Request: How many of the lines below contain "volume"? Answer with that number alone.

|---|

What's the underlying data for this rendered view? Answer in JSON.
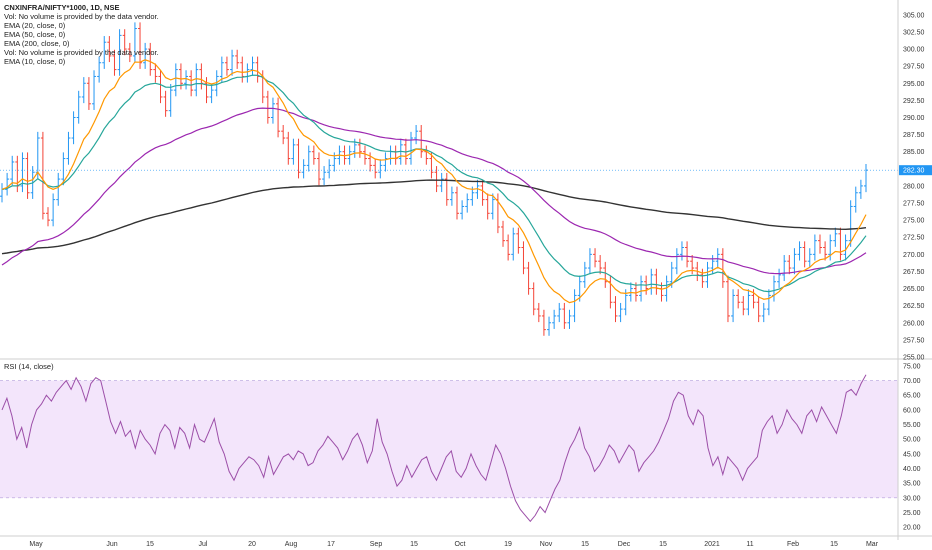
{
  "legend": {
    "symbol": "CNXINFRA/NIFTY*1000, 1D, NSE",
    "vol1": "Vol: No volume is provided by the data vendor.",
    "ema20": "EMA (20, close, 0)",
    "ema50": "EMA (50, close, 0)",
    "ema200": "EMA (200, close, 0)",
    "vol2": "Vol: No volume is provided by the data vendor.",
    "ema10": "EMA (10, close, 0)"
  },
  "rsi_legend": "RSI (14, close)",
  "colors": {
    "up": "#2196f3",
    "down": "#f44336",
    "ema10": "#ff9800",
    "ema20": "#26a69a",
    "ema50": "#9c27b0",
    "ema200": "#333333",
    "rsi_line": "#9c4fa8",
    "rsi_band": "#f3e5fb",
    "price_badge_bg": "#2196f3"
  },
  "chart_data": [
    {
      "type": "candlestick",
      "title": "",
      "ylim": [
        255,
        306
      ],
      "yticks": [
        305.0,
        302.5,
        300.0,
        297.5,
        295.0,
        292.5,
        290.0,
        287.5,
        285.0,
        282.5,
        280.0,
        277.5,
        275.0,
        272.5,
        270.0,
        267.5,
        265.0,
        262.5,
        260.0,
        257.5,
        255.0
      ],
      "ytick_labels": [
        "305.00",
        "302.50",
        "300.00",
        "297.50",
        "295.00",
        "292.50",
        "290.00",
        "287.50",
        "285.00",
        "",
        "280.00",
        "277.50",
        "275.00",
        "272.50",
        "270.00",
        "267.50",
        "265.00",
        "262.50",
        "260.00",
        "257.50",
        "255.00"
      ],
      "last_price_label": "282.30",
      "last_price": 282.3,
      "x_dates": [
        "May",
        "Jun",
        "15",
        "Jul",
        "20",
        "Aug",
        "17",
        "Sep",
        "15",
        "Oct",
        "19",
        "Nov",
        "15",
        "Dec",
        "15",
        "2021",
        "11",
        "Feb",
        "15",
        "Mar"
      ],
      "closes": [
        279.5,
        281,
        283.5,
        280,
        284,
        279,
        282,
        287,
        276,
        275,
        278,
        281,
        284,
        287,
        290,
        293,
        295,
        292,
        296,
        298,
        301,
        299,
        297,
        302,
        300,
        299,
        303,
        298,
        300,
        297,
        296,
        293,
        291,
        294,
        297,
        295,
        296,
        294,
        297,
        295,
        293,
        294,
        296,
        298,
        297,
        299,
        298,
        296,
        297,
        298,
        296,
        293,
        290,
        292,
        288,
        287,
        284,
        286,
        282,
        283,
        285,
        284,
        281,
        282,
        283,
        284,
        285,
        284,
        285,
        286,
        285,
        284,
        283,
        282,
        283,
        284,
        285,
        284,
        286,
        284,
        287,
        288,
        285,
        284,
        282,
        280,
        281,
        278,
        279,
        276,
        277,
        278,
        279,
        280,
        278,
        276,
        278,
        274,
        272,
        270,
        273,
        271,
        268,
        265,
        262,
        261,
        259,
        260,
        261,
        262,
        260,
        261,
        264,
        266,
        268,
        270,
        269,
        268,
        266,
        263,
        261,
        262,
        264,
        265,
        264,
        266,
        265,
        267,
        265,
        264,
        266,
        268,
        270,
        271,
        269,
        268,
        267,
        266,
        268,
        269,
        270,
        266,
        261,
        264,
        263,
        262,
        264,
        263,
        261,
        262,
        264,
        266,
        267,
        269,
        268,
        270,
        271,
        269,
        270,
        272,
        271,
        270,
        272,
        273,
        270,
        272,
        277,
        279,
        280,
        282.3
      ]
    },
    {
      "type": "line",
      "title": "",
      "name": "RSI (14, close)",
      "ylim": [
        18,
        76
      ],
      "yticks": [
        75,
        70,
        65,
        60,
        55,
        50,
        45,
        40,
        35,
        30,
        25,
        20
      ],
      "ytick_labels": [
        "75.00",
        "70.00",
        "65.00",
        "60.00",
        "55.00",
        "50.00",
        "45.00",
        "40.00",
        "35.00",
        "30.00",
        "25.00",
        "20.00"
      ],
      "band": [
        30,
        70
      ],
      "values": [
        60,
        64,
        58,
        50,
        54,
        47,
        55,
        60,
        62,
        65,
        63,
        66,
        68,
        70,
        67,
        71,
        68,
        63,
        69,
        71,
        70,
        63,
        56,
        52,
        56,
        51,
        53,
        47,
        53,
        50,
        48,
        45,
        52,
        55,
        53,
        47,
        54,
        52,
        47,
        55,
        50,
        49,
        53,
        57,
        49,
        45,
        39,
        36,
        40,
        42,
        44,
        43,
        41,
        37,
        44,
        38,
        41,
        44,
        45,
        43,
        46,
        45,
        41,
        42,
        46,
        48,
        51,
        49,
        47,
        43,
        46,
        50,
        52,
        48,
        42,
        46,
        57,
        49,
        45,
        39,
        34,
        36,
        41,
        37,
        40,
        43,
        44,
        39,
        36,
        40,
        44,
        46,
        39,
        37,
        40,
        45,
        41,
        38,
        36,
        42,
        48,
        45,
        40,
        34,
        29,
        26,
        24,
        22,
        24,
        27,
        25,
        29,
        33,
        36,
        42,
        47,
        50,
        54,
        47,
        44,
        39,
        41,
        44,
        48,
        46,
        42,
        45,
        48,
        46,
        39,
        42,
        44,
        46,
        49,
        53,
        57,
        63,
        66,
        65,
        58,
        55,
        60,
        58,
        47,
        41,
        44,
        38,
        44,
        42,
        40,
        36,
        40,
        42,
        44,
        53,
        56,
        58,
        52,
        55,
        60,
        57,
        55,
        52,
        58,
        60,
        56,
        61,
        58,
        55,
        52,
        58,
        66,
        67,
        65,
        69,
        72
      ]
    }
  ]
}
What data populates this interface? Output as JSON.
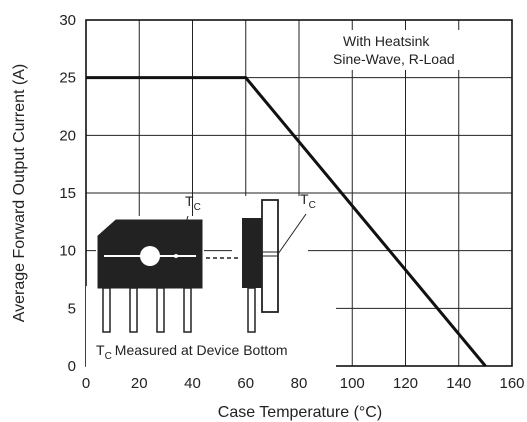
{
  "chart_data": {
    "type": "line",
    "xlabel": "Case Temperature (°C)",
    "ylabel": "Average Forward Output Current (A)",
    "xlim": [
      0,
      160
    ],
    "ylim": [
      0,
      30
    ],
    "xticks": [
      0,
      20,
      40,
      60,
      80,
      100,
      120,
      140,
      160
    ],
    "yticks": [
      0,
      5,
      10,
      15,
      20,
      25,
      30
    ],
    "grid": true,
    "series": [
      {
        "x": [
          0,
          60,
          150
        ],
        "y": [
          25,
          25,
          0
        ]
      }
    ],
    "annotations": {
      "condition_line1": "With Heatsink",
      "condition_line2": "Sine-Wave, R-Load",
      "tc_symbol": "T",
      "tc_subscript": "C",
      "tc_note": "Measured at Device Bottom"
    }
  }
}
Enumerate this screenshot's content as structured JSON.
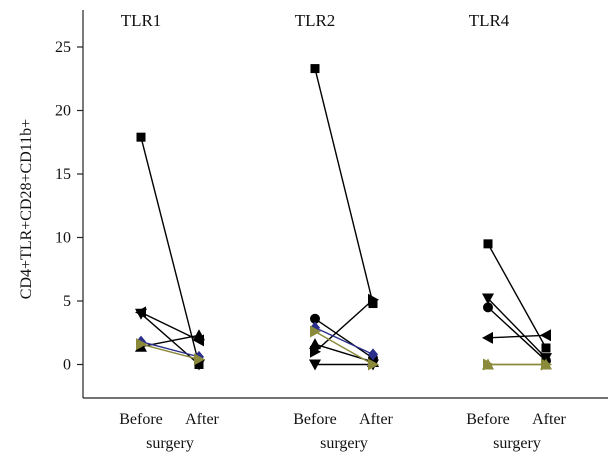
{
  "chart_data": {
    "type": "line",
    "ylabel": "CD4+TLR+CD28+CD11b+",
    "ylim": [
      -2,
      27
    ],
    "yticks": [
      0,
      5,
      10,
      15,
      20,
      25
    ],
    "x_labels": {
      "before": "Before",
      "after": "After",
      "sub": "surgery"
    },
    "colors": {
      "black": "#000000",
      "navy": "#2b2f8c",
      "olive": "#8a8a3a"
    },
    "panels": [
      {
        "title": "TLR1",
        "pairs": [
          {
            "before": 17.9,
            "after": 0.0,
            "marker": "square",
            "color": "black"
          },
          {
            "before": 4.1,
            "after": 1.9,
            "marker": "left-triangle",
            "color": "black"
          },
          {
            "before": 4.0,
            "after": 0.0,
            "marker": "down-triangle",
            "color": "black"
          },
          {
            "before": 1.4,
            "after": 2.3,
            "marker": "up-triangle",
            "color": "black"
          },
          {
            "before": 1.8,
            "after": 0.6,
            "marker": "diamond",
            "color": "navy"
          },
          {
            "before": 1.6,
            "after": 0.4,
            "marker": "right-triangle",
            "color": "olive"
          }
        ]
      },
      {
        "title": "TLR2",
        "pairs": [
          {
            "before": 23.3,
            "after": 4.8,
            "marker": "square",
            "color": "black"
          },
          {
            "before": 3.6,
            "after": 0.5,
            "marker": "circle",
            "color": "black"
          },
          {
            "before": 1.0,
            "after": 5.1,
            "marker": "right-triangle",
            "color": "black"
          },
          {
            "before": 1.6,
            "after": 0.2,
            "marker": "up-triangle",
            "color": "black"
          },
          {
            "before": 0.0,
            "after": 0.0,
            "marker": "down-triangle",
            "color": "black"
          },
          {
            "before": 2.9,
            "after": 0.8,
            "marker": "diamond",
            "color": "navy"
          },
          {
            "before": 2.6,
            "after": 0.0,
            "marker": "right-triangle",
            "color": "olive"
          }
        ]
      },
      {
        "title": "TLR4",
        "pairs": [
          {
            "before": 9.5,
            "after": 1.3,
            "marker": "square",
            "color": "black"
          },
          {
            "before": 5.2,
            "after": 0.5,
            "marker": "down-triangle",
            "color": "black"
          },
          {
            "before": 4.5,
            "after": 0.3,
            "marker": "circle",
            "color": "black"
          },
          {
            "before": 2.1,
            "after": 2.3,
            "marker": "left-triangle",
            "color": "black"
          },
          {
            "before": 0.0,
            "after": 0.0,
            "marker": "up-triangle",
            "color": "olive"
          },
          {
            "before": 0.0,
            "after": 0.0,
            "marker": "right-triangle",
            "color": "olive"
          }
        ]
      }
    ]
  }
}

|---|

Finished task: 2